SHORT PROBLEM:
Restate, word for word, all of the material shown below.

** Start RECORDS TO PROCESS **

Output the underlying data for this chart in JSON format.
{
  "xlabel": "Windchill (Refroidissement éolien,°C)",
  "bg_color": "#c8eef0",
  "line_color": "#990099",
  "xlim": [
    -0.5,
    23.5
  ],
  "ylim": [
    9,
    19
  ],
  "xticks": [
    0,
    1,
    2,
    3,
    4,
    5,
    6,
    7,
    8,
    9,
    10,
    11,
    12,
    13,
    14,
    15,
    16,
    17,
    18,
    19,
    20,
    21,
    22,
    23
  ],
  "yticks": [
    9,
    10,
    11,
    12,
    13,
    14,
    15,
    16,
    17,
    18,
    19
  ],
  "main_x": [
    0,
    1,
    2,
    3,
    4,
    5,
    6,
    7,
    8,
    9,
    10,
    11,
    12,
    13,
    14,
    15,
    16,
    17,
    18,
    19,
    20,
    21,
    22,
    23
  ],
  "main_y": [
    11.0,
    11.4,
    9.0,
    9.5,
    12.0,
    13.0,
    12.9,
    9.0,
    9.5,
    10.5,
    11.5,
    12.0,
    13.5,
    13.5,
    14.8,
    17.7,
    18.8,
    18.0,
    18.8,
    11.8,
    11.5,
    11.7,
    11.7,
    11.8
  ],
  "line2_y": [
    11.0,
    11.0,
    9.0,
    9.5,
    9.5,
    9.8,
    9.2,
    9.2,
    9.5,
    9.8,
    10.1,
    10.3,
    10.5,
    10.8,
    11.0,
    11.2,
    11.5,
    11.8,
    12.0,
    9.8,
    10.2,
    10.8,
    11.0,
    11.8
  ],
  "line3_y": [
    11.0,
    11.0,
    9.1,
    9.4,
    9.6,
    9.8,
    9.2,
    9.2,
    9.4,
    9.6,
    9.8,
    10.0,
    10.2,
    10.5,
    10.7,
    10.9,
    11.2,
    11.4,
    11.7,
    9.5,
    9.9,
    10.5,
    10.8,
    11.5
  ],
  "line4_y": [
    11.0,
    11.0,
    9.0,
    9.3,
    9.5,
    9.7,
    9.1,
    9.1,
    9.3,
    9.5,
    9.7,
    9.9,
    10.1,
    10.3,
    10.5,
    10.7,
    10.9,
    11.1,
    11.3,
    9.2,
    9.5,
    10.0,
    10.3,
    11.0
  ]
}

** End RECORDS TO PROCESS **

FINAL RESULT:
Output the underlying data for this chart in JSON format.
{
  "xlabel": "Windchill (Refroidissement éolien,°C)",
  "bg_color": "#c8eef0",
  "line_color": "#990099",
  "xlim": [
    -0.5,
    23.5
  ],
  "ylim": [
    9,
    19
  ],
  "xticks": [
    0,
    1,
    2,
    3,
    4,
    5,
    6,
    7,
    8,
    9,
    10,
    11,
    12,
    13,
    14,
    15,
    16,
    17,
    18,
    19,
    20,
    21,
    22,
    23
  ],
  "yticks": [
    9,
    10,
    11,
    12,
    13,
    14,
    15,
    16,
    17,
    18,
    19
  ],
  "main_x": [
    0,
    1,
    2,
    3,
    4,
    5,
    6,
    7,
    8,
    9,
    10,
    11,
    12,
    13,
    14,
    15,
    16,
    17,
    18,
    19,
    20,
    21,
    22,
    23
  ],
  "main_y": [
    11.0,
    11.4,
    9.0,
    9.5,
    12.0,
    13.0,
    12.9,
    9.0,
    9.5,
    10.5,
    11.5,
    12.0,
    13.5,
    13.5,
    14.8,
    17.7,
    18.8,
    18.0,
    18.8,
    11.8,
    11.5,
    11.7,
    11.7,
    11.8
  ],
  "line2_y": [
    11.0,
    11.0,
    9.0,
    9.5,
    9.5,
    9.8,
    9.2,
    9.2,
    9.5,
    9.8,
    10.1,
    10.3,
    10.5,
    10.8,
    11.0,
    11.2,
    11.5,
    11.8,
    12.0,
    9.8,
    10.2,
    10.8,
    11.0,
    11.8
  ],
  "line3_y": [
    11.0,
    11.0,
    9.1,
    9.4,
    9.6,
    9.8,
    9.2,
    9.2,
    9.4,
    9.6,
    9.8,
    10.0,
    10.2,
    10.5,
    10.7,
    10.9,
    11.2,
    11.4,
    11.7,
    9.5,
    9.9,
    10.5,
    10.8,
    11.5
  ],
  "line4_y": [
    11.0,
    11.0,
    9.0,
    9.3,
    9.5,
    9.7,
    9.1,
    9.1,
    9.3,
    9.5,
    9.7,
    9.9,
    10.1,
    10.3,
    10.5,
    10.7,
    10.9,
    11.1,
    11.3,
    9.2,
    9.5,
    10.0,
    10.3,
    11.0
  ]
}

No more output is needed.